-- start RECORDS SUPPLIED --
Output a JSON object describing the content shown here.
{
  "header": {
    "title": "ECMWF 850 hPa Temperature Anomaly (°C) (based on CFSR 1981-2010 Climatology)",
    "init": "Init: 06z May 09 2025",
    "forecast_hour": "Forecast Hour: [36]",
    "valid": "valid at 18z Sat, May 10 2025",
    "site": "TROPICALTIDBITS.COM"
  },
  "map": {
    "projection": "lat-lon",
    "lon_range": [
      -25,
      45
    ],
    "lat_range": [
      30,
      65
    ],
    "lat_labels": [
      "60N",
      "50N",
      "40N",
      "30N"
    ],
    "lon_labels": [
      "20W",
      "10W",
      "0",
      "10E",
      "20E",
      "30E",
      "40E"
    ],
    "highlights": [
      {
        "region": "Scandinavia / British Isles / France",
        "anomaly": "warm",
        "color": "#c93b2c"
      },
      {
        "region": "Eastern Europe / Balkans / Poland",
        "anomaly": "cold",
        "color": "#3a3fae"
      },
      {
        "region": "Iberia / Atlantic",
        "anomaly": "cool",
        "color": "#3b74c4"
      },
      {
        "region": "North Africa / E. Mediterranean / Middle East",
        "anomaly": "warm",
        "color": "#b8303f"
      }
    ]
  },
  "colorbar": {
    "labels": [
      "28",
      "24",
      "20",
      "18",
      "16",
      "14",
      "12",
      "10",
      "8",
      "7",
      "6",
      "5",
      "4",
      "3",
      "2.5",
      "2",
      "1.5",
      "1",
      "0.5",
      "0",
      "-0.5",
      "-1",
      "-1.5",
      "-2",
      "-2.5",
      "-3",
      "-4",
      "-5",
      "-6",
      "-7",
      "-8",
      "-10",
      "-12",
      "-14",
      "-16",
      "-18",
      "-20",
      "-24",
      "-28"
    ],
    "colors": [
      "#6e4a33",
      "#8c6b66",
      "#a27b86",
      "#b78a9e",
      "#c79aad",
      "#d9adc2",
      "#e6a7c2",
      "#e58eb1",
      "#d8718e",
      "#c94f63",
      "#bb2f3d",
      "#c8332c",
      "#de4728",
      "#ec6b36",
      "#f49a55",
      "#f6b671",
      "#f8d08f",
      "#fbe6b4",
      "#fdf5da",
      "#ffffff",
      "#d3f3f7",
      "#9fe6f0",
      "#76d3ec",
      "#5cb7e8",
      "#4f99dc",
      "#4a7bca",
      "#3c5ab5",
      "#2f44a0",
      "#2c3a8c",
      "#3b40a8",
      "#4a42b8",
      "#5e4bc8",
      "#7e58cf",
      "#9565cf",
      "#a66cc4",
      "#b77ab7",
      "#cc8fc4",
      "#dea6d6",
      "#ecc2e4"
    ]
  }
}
-- end RECORDS SUPPLIED --
# YOUR INSTRUCTIONS
From the records above, please extract every line and repeat it exactly.

# RESULT
Output a JSON object describing the content shown here.
{
  "header": {
    "title": "ECMWF 850 hPa Temperature Anomaly (°C) (based on CFSR 1981-2010 Climatology)",
    "init": "Init: 06z May 09 2025",
    "forecast_hour": "Forecast Hour: [36]",
    "valid": "valid at 18z Sat, May 10 2025",
    "site": "TROPICALTIDBITS.COM"
  },
  "map": {
    "projection": "lat-lon",
    "lon_range": [
      -25,
      45
    ],
    "lat_range": [
      30,
      65
    ],
    "lat_labels": [
      "60N",
      "50N",
      "40N",
      "30N"
    ],
    "lon_labels": [
      "20W",
      "10W",
      "0",
      "10E",
      "20E",
      "30E",
      "40E"
    ],
    "highlights": [
      {
        "region": "Scandinavia / British Isles / France",
        "anomaly": "warm",
        "color": "#c93b2c"
      },
      {
        "region": "Eastern Europe / Balkans / Poland",
        "anomaly": "cold",
        "color": "#3a3fae"
      },
      {
        "region": "Iberia / Atlantic",
        "anomaly": "cool",
        "color": "#3b74c4"
      },
      {
        "region": "North Africa / E. Mediterranean / Middle East",
        "anomaly": "warm",
        "color": "#b8303f"
      }
    ]
  },
  "colorbar": {
    "labels": [
      "28",
      "24",
      "20",
      "18",
      "16",
      "14",
      "12",
      "10",
      "8",
      "7",
      "6",
      "5",
      "4",
      "3",
      "2.5",
      "2",
      "1.5",
      "1",
      "0.5",
      "0",
      "-0.5",
      "-1",
      "-1.5",
      "-2",
      "-2.5",
      "-3",
      "-4",
      "-5",
      "-6",
      "-7",
      "-8",
      "-10",
      "-12",
      "-14",
      "-16",
      "-18",
      "-20",
      "-24",
      "-28"
    ],
    "colors": [
      "#6e4a33",
      "#8c6b66",
      "#a27b86",
      "#b78a9e",
      "#c79aad",
      "#d9adc2",
      "#e6a7c2",
      "#e58eb1",
      "#d8718e",
      "#c94f63",
      "#bb2f3d",
      "#c8332c",
      "#de4728",
      "#ec6b36",
      "#f49a55",
      "#f6b671",
      "#f8d08f",
      "#fbe6b4",
      "#fdf5da",
      "#ffffff",
      "#d3f3f7",
      "#9fe6f0",
      "#76d3ec",
      "#5cb7e8",
      "#4f99dc",
      "#4a7bca",
      "#3c5ab5",
      "#2f44a0",
      "#2c3a8c",
      "#3b40a8",
      "#4a42b8",
      "#5e4bc8",
      "#7e58cf",
      "#9565cf",
      "#a66cc4",
      "#b77ab7",
      "#cc8fc4",
      "#dea6d6",
      "#ecc2e4"
    ]
  }
}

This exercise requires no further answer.